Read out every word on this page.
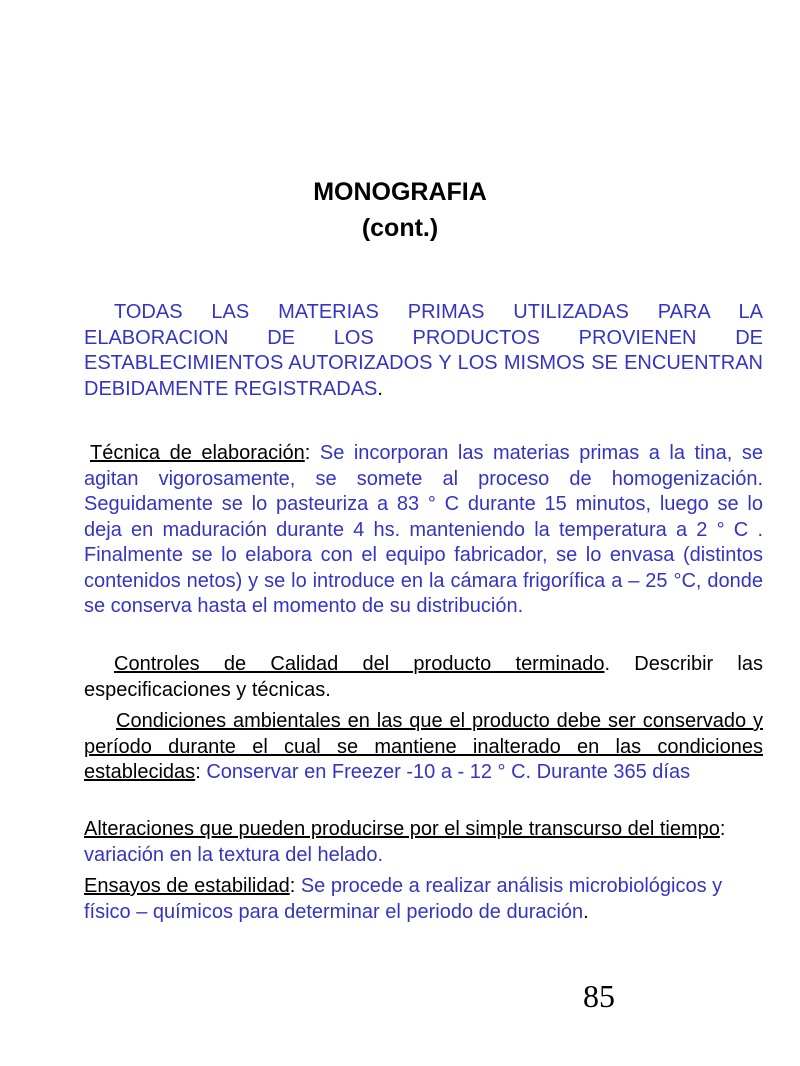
MONOGRAFIA
(cont.)
TODAS LAS MATERIAS PRIMAS UTILIZADAS PARA LA ELABORACION DE LOS PRODUCTOS PROVIENEN DE ESTABLECIMIENTOS AUTORIZADOS Y LOS MISMOS SE ENCUENTRAN DEBIDAMENTE REGISTRADAS.
Técnica de elaboración: Se incorporan las materias primas a la tina, se agitan vigorosamente, se somete al proceso de homogenización. Seguidamente se lo pasteuriza a 83 ° C durante 15 minutos, luego se lo deja en maduración durante 4 hs. manteniendo la temperatura a 2 ° C . Finalmente se lo elabora con el equipo fabricador, se lo envasa (distintos contenidos netos) y se lo introduce en la cámara frigorífica a – 25 °C, donde se conserva hasta el momento de su distribución.
Controles de Calidad del producto terminado. Describir las especificaciones y técnicas.
Condiciones ambientales en las que el producto debe ser conservado y período durante el cual se mantiene inalterado en las condiciones establecidas: Conservar en Freezer -10 a - 12 ° C. Durante 365 días
Alteraciones que pueden producirse por el simple transcurso del tiempo: variación en la textura del helado.
Ensayos de estabilidad: Se procede a realizar análisis microbiológicos y físico – químicos para determinar el periodo de duración.
85
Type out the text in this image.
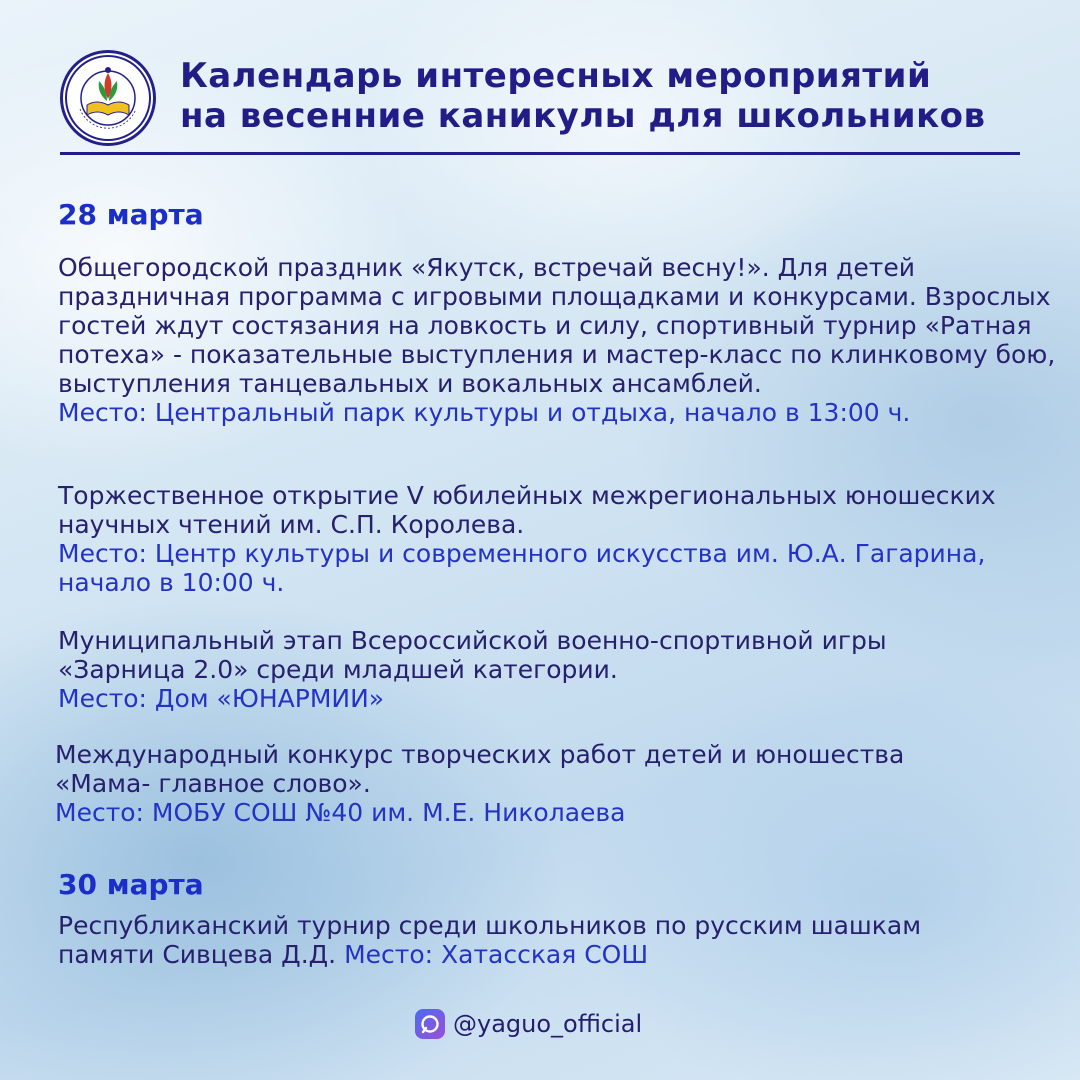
Календарь интересных мероприятий
на весенние каникулы для школьников
28 марта
Общегородской праздник «Якутск, встречай весну!». Для детей праздничная программа с игровыми площадками и конкурсами. Взрослых гостей ждут состязания на ловкость и силу, спортивный турнир «Ратная потеха» - показательные выступления и мастер-класс по клинковому бою, выступления танцевальных и вокальных ансамблей.
Место: Центральный парк культуры и отдыха, начало в 13:00 ч.
Торжественное открытие V юбилейных межрегиональных юношеских научных чтений им. С.П. Королева.
Место: Центр культуры и современного искусства им. Ю.А. Гагарина, начало в 10:00 ч.
Муниципальный этап Всероссийской военно-спортивной игры «Зарница 2.0» среди младшей категории.
Место: Дом «ЮНАРМИИ»
Международный конкурс творческих работ детей и юношества «Мама- главное слово».
Место: МОБУ СОШ №40 им. М.Е. Николаева
30 марта
Республиканский турнир среди школьников по русским шашкам памяти Сивцева Д.Д. Место: Хатасская СОШ
@yaguo_official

═══

**What you are asked to do**:
Each line in the listing above that contains "детей" should be copied.

**Expected answer**:
Общегородской праздник «Якутск, встречай весну!». Для детей праздничная программа с игровыми площадками и конкурсами. Взрослых гостей ждут состязания на ловкость и силу, спортивный турнир «Ратная потеха» - показательные выступления и мастер-класс по клинковому бою, выступления танцевальных и вокальных ансамблей.
Международный конкурс творческих работ детей и юношества «Мама- главное слово».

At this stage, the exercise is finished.